[The request] Set down each line of the data below exactly as it stands, dropping the pictures.

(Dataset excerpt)

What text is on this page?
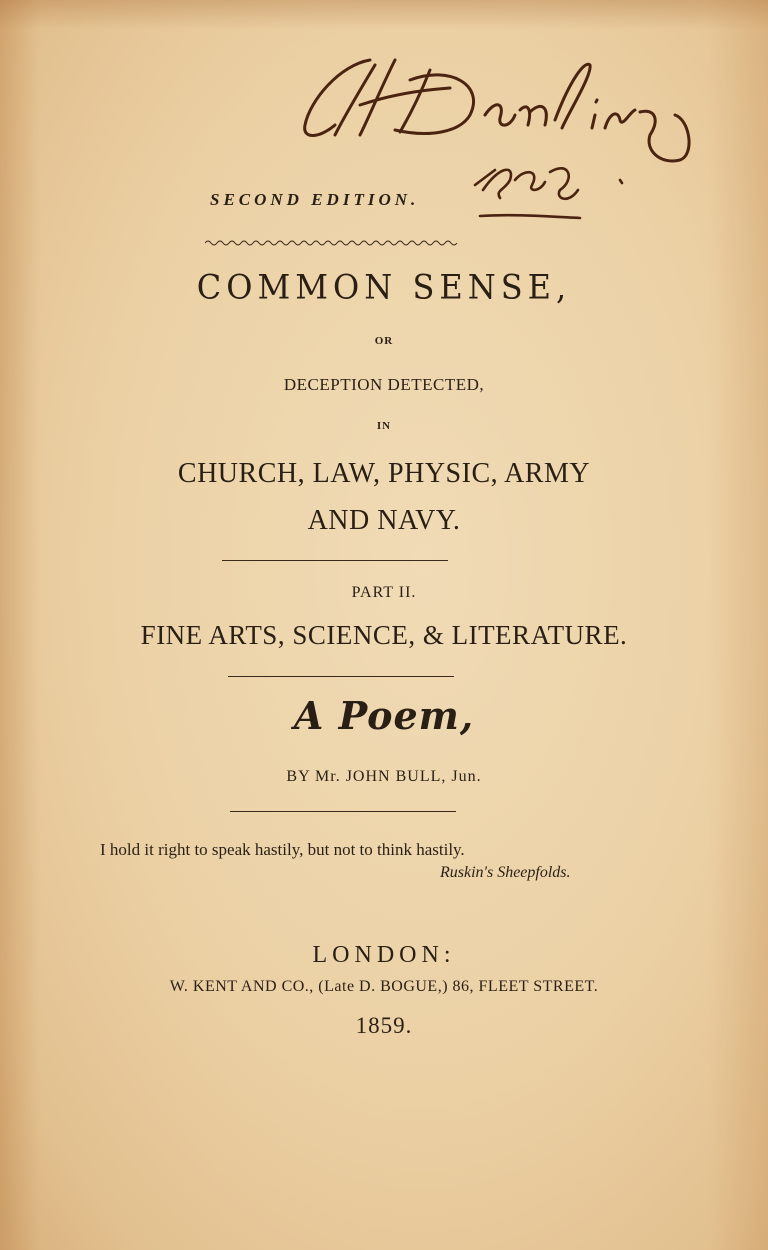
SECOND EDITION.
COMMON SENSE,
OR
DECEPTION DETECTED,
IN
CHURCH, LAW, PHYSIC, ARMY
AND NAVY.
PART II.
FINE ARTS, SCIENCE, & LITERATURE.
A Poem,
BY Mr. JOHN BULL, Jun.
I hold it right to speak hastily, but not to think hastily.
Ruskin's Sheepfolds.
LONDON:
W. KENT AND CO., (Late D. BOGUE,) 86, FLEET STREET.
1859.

[Output of the task]
What text is on this page?
SECOND EDITION.
COMMON SENSE,
OR
DECEPTION DETECTED,
IN
CHURCH, LAW, PHYSIC, ARMY
AND NAVY.
PART II.
FINE ARTS, SCIENCE, & LITERATURE.
A Poem,
BY Mr. JOHN BULL, Jun.
I hold it right to speak hastily, but not to think hastily.
Ruskin's Sheepfolds.
LONDON:
W. KENT AND CO., (Late D. BOGUE,) 86, FLEET STREET.
1859.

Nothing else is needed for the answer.